→ ASSIGNED TASK
Using the cost-effectiveness methods text below, answer each question briefly.
1. What willingness-to-pay threshold per QALY was used in the study?
2. How many samples did the Monte Carlo simulation use?
3. On what date did the local Ethics Committee approve the study?

═══ GIVEN PASSAGE ═══

Cost-effectiveness analysis
Cost-effectiveness was evaluated using the incremental cost-effectiveness ratio (ICER). In this analysis, we defined the willingness-to-pay (WTP) threshold based on the criterion of the World Health Organization that states that an intervention is considered cost-effective if the ICER for QALY is 1–3-fold the gross domestic product per capita [21], which supports the $107,690 per QALY threshold for cost effectiveness used in this study. Based on this standard, we defined the preferred strategy as the strategy that produced the greater utility without exceeding a threshold of $107,690 per QALY. A strategy is considered dominant if it is both less costly and more effective than the reference strategy. Operative management, the current standard of care, was used as the reference group for all comparisons.
Sensitivity analysis
We performed several sensitivity analyses to evaluate the uncertainty and robustness of the model. For these sensitivity analyses, we selected the parameters that covered all potential areas of uncertainty, such as the probabilities, clinical costs, and health-related utility values. One-way sensitivity analyses assessed the effects of varying key model parameters on the ICER. The variation ranges were established based on the analyzed studies. For costs, we allowed values to vary by ± 50% of the index value; variations in sensitivity analysis results are listed in Tables 1–3. We also performed a probabilistic sensitivity analysis to assess the impact of sensitivity on the model parameters using a Monte Carlo simulation with 1000 samples. For the probabilistic sensitivity analysis, all model variables (probabilities, costs, utilities) were set as static with triangular frequency distributions. Additionally, a threshold analysis was performed to determine the cost-effective price of each treatment strategy.
Ethics
This study was approved by the local Ethics Committee on December 3rd, 2018 (number 2018110501).

═══ SUPPLIED MATERIAL ═══

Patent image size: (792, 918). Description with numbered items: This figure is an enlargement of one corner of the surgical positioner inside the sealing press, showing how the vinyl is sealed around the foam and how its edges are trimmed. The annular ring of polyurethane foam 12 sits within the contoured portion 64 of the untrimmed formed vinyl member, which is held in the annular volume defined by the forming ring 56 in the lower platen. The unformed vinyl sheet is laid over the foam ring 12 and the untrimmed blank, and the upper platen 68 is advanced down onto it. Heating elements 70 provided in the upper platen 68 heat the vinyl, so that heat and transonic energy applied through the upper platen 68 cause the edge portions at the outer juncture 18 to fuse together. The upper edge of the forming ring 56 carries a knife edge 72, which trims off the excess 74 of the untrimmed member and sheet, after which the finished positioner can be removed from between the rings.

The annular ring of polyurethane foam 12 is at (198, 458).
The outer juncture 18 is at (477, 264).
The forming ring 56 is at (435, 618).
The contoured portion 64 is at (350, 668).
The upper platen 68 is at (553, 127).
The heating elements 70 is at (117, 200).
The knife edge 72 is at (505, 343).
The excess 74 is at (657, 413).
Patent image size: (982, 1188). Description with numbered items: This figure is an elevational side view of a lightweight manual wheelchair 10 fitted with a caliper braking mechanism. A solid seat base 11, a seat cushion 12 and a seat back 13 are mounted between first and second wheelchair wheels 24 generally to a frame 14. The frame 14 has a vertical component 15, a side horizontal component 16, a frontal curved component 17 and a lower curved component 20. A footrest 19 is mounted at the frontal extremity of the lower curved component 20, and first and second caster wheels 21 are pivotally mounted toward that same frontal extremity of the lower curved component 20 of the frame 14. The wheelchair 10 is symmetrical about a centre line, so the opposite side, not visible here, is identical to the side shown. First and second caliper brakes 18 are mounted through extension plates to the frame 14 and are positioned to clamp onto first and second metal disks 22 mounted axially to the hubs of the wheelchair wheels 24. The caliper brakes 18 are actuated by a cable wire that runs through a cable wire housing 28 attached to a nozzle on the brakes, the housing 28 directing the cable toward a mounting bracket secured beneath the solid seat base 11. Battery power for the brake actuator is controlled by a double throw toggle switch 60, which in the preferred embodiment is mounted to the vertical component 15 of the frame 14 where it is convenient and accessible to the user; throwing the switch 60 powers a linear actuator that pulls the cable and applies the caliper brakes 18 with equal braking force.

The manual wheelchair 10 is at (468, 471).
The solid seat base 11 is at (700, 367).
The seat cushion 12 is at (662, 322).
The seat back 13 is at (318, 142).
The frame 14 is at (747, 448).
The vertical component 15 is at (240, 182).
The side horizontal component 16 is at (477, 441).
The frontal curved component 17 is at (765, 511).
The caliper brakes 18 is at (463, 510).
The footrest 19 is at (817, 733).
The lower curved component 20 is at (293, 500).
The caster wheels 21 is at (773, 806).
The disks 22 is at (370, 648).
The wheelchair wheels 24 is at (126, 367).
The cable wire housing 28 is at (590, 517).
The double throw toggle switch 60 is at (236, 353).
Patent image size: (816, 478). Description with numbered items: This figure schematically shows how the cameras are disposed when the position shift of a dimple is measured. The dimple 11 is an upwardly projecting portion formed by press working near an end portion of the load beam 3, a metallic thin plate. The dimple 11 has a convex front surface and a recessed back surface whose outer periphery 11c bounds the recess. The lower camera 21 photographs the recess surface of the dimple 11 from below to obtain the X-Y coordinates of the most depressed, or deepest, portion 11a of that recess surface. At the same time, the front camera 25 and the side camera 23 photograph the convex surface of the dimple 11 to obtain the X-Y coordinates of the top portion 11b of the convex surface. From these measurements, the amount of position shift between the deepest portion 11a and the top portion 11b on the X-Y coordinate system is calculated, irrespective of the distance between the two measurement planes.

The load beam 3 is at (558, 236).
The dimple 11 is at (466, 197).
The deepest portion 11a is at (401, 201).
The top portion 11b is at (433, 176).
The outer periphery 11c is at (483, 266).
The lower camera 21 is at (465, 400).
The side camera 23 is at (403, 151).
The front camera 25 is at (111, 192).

═══

→ THE ANSWER
1. $107,690 per QALY.
2. 1000 samples.
3. December 3rd, 2018.